# [What you should do]
Pick out every line of the items that contains the string "Disc", and copy each one. Case counts.

# [Provided records]

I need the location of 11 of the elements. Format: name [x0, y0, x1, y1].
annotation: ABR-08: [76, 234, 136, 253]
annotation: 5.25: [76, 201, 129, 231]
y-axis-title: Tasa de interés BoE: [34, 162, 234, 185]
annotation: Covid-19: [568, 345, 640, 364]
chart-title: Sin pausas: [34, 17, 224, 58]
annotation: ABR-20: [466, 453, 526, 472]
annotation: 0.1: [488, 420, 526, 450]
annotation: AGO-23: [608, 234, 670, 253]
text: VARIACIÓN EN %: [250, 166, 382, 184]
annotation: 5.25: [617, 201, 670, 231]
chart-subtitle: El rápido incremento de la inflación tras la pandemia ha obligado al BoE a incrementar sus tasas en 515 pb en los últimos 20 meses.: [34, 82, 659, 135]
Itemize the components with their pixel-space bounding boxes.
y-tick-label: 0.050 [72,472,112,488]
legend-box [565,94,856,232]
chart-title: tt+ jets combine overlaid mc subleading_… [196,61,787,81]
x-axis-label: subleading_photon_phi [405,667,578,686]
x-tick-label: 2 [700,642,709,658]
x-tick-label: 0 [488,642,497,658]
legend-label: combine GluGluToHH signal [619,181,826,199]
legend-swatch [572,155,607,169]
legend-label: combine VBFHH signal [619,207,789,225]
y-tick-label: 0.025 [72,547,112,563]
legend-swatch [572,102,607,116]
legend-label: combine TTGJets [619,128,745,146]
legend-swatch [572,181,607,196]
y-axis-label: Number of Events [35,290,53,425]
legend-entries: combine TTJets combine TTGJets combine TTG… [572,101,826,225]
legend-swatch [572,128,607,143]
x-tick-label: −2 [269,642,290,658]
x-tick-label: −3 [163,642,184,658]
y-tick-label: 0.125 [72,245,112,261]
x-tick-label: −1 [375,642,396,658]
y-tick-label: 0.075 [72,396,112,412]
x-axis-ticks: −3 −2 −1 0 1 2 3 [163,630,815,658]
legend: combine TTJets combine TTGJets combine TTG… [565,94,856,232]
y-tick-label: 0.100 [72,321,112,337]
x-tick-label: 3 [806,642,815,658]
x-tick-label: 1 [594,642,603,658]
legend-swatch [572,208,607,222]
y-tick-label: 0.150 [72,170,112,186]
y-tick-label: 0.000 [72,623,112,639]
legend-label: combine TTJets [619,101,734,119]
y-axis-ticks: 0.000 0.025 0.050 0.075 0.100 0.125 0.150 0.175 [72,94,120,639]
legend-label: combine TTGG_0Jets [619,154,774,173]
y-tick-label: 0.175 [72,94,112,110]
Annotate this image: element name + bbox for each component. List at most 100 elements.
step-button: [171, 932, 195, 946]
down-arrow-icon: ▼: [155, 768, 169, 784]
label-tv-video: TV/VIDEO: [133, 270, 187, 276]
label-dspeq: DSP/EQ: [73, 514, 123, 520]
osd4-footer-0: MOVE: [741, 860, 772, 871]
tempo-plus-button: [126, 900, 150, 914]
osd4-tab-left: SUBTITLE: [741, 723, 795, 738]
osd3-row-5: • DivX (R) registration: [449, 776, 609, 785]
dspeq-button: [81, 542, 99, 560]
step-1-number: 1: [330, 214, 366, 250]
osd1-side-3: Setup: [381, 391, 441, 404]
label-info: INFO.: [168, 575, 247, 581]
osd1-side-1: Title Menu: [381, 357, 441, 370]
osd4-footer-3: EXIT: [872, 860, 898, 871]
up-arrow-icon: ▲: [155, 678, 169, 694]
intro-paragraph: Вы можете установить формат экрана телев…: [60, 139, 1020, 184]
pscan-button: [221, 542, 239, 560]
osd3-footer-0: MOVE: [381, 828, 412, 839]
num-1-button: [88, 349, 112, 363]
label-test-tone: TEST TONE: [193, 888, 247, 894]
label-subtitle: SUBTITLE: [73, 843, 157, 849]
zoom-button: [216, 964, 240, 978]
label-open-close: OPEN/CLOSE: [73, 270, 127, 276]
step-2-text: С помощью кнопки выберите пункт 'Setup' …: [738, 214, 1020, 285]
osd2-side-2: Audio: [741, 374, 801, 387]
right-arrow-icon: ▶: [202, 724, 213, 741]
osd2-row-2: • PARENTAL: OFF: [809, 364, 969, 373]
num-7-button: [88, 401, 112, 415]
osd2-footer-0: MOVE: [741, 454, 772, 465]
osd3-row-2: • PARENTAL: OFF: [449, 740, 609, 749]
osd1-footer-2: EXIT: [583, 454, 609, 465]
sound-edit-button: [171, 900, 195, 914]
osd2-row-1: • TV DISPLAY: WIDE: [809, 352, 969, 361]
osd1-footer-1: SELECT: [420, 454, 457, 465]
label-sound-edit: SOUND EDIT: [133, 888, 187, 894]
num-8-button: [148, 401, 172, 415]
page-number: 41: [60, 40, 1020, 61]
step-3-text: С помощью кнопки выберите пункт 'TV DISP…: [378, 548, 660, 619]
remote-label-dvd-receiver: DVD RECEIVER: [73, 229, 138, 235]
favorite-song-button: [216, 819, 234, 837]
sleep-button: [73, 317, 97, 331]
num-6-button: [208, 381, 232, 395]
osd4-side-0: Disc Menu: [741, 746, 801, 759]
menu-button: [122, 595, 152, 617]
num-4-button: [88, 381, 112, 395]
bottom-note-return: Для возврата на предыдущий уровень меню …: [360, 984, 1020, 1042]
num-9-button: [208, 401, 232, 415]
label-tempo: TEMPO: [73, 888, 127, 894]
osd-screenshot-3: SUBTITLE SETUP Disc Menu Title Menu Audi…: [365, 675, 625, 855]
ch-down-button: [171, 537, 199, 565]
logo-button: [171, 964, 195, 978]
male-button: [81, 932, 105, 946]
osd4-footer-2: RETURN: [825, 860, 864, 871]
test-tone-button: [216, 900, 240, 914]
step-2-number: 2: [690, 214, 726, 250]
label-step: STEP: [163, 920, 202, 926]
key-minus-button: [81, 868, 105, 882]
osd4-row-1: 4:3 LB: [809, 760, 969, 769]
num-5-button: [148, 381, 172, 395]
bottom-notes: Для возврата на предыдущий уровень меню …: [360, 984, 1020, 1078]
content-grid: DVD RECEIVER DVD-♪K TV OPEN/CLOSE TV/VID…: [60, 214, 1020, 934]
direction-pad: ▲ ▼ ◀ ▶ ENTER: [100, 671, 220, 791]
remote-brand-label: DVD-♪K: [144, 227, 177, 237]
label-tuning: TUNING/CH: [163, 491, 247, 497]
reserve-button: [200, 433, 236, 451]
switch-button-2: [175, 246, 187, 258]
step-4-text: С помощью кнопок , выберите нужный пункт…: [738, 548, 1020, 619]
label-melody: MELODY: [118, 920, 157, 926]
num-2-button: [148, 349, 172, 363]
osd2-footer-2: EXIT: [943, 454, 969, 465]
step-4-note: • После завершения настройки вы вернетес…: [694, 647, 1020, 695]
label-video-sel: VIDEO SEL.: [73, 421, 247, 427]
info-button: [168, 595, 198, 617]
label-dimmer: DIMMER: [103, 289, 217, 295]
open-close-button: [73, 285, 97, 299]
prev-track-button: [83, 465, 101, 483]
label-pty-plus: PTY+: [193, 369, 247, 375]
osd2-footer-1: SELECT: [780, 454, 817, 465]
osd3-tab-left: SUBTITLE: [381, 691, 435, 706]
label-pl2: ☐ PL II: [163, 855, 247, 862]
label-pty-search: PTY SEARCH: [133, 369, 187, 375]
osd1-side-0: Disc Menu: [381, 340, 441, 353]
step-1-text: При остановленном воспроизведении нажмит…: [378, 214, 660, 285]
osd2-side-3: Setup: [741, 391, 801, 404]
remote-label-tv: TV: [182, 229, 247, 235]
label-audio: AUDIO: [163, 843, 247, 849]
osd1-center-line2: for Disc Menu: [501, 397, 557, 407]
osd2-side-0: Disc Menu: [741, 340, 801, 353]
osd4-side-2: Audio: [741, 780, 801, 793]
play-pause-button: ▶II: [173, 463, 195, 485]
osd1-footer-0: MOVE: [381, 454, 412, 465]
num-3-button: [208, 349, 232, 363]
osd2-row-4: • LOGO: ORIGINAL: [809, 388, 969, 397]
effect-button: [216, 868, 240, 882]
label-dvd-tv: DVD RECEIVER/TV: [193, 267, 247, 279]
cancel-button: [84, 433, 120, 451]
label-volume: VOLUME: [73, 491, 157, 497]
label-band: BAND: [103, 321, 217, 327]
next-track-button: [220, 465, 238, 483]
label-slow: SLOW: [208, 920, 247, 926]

# [Complete response]
osd4-side-0: Disc Menu: [741, 746, 801, 759]
osd-screenshot-3: SUBTITLE SETUP Disc Menu Title Menu Audi…: [365, 675, 625, 855]
osd1-side-0: Disc Menu: [381, 340, 441, 353]
osd1-center-line2: for Disc Menu: [501, 397, 557, 407]
osd2-side-0: Disc Menu: [741, 340, 801, 353]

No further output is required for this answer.